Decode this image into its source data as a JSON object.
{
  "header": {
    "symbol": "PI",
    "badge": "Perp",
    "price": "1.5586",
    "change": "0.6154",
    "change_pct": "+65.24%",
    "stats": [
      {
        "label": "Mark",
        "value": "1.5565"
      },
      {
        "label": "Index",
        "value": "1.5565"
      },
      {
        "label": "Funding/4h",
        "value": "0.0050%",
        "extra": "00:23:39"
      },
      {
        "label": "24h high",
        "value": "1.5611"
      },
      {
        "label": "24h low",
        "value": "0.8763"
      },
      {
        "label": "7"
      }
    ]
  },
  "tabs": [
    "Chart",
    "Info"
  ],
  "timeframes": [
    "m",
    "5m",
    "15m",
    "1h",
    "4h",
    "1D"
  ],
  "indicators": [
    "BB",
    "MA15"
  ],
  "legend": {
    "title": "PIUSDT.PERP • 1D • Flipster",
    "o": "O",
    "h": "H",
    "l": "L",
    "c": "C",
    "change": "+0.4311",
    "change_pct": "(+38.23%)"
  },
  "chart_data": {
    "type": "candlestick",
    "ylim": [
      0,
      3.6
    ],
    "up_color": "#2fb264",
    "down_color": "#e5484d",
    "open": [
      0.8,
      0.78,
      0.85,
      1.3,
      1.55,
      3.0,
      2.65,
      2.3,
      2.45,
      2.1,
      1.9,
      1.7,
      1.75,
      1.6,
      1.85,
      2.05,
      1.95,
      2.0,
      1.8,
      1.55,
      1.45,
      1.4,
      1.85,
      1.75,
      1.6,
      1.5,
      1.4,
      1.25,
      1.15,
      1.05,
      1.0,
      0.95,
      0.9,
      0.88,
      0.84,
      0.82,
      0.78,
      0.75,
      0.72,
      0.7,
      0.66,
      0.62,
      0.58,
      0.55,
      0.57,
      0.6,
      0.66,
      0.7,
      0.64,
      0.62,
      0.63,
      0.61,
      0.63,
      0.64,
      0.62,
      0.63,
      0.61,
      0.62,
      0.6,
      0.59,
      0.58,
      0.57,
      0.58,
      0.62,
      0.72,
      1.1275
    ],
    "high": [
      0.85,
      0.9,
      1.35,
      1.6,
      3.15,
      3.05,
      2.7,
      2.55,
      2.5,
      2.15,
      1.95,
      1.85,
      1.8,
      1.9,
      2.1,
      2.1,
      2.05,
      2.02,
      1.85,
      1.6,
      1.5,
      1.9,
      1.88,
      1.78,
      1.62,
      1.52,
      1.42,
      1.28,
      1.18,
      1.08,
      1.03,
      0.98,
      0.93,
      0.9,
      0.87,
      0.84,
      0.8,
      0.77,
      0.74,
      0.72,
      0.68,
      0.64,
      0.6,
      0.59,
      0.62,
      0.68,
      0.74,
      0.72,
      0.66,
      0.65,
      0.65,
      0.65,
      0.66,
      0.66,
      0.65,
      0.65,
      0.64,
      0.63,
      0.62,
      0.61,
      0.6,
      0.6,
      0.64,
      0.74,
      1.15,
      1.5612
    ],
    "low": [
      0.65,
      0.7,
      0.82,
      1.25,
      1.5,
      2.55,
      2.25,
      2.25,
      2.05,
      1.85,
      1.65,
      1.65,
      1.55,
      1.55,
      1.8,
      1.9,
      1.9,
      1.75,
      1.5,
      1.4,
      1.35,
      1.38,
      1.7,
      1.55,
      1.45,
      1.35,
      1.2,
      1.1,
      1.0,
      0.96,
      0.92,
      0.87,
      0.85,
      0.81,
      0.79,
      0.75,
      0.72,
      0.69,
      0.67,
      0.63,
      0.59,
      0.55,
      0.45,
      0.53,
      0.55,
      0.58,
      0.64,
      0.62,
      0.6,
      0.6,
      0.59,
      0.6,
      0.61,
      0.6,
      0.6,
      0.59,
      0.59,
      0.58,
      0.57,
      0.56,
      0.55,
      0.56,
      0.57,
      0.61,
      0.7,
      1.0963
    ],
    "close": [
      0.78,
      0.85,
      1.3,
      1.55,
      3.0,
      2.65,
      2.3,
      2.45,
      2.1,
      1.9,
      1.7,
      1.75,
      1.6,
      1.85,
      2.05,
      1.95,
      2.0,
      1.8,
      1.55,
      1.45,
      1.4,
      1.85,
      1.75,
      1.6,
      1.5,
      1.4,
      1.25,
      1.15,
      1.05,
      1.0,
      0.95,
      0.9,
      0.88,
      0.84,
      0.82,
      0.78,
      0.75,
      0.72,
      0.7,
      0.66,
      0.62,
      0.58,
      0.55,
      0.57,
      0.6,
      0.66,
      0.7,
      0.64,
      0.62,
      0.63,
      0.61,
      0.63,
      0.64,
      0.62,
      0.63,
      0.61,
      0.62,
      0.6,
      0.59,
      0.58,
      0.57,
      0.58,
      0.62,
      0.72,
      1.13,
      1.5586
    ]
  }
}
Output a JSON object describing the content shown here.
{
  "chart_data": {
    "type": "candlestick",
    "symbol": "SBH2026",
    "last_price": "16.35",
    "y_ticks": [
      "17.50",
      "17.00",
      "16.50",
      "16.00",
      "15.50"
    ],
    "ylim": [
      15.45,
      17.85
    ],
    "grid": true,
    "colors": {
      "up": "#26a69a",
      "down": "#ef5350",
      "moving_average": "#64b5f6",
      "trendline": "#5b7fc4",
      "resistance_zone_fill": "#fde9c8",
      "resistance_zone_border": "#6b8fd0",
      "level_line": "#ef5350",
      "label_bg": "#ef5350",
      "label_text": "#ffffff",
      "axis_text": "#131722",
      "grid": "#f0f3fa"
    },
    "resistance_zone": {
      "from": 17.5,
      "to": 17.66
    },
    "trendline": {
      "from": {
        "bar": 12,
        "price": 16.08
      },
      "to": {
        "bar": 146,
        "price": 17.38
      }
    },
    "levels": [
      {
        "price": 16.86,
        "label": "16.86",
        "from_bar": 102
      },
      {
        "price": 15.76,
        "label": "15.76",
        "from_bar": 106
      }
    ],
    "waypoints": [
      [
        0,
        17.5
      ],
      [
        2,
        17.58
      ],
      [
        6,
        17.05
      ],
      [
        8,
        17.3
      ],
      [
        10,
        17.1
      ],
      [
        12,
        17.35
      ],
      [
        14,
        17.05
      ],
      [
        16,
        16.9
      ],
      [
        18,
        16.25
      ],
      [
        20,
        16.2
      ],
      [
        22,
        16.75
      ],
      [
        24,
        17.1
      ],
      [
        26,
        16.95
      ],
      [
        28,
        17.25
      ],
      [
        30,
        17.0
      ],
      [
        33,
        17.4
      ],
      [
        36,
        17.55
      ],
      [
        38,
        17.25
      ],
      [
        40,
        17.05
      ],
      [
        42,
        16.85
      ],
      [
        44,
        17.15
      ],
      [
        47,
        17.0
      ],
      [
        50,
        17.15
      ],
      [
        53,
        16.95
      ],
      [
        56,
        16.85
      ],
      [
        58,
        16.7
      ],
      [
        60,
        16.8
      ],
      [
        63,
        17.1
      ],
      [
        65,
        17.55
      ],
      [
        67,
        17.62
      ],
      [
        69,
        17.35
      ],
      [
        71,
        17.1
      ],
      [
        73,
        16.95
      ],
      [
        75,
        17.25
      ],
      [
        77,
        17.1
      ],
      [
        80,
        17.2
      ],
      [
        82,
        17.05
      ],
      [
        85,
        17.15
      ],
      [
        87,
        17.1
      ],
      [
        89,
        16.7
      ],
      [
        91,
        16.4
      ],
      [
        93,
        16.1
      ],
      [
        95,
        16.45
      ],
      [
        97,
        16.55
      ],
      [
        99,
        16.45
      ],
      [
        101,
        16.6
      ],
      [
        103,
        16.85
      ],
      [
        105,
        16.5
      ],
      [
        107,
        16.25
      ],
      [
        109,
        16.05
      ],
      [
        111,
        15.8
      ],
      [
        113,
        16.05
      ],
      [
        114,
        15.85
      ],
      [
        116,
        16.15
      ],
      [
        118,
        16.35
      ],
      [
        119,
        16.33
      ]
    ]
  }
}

CHALLENGE — Pick out every line holding the string "JSON" and return it.

ANSWER BELOW —
Decode this image into its source data as a JSON object.
Output a JSON object describing the content shown here.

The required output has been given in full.